# [Excerpts from a figure dataset]
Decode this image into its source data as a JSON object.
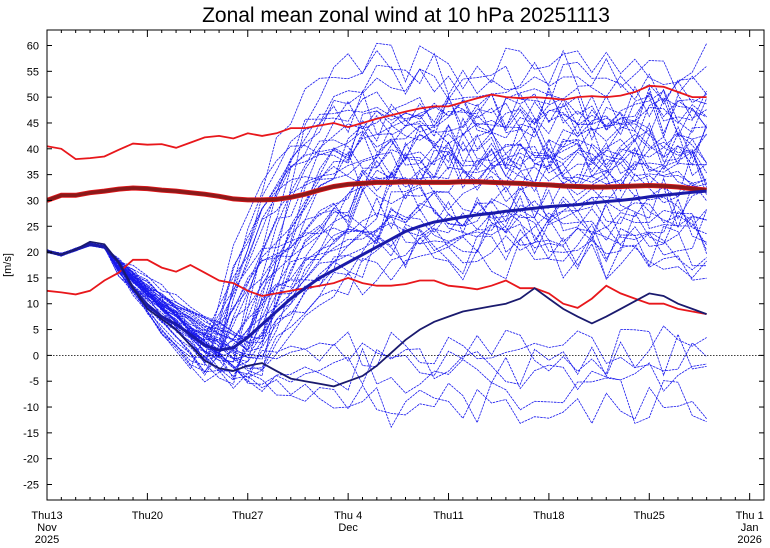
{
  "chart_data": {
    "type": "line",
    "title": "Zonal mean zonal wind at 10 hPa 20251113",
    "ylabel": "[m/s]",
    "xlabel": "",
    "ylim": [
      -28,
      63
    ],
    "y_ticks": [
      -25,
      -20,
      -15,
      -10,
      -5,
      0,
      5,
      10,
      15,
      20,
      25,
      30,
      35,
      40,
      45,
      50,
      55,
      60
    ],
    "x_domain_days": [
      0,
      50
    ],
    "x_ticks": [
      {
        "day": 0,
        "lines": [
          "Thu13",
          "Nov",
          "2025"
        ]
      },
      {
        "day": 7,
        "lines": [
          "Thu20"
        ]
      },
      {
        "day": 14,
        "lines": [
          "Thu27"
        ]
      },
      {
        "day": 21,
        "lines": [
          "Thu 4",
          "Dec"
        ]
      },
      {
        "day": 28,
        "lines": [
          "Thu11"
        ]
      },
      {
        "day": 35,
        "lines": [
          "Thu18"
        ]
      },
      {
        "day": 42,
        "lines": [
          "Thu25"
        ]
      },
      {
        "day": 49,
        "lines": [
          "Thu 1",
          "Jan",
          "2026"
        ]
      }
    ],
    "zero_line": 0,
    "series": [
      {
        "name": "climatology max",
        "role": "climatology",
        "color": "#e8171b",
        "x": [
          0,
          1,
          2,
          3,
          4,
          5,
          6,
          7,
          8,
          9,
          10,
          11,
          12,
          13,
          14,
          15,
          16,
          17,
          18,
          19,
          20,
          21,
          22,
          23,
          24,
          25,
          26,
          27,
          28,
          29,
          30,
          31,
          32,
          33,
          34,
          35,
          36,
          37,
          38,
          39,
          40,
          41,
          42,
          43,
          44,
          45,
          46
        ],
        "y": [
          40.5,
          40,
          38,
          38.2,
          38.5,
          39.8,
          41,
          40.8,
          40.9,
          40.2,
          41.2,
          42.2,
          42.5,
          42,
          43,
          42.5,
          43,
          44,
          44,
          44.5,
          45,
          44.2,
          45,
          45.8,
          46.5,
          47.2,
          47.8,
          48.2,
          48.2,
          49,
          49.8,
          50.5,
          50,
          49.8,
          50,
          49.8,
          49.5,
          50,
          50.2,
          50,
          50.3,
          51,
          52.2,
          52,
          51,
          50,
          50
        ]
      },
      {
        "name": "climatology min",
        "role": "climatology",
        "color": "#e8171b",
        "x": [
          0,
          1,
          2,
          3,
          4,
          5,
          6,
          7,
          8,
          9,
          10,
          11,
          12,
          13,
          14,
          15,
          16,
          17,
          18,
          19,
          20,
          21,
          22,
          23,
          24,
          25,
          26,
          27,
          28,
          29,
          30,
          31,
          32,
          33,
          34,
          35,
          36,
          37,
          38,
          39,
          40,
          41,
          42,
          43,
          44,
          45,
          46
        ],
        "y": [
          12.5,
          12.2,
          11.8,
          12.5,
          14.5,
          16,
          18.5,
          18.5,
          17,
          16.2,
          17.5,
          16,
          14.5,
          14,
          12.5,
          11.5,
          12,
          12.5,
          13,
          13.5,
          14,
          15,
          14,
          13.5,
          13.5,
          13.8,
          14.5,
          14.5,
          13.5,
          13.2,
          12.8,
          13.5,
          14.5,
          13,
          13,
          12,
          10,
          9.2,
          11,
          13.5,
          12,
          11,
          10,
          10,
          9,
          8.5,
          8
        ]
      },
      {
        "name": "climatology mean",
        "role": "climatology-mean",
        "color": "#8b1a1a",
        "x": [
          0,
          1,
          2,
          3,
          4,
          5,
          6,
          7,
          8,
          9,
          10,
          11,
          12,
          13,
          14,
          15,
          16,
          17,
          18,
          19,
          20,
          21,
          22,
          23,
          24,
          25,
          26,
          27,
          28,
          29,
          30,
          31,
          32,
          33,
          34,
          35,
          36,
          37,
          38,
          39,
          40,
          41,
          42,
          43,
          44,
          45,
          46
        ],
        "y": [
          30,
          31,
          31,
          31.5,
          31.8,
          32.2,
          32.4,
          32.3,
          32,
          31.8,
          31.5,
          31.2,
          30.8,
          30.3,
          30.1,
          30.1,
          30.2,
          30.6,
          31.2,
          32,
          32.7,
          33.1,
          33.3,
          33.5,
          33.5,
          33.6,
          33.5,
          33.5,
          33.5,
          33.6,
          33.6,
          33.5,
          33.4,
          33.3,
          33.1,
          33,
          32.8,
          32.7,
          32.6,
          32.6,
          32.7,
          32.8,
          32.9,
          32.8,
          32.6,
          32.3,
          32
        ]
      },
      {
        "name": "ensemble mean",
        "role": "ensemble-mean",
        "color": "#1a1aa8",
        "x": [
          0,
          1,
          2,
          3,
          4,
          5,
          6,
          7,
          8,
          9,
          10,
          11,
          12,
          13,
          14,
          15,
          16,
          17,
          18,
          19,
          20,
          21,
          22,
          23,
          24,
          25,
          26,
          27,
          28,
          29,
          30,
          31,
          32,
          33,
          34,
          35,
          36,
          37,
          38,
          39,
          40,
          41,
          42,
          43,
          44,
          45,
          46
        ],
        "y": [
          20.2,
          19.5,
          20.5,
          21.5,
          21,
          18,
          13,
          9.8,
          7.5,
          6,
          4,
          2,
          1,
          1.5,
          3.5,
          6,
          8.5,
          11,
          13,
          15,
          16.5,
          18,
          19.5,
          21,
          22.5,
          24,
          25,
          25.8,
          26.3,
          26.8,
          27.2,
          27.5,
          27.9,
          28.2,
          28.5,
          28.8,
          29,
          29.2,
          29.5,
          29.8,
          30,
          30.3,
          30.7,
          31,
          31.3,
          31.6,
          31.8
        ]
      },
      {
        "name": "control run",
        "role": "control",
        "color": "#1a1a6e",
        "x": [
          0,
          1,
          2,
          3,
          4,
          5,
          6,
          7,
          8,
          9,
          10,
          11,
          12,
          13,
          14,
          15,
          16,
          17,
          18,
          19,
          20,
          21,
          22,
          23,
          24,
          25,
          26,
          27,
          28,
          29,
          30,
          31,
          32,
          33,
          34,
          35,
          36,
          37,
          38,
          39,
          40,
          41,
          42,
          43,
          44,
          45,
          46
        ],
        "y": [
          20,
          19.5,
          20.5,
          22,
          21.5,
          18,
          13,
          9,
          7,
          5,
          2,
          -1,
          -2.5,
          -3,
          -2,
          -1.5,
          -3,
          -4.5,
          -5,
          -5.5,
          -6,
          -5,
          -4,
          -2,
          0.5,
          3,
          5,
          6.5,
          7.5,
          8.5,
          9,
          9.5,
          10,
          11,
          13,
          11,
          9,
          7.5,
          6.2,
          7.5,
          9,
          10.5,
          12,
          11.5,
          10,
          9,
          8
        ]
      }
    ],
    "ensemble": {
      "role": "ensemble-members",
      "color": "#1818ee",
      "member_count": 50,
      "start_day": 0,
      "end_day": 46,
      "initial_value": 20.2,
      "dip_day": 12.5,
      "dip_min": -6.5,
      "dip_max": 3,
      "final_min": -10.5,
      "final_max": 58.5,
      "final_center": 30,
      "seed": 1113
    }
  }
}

# [Job]
Locate the word "color" in the records and collect each line it appears in.

# [Written reply]
        "color": "#e8171b",
        "color": "#e8171b",
        "color": "#8b1a1a",
        "color": "#1a1aa8",
        "color": "#1a1a6e",
      "color": "#1818ee",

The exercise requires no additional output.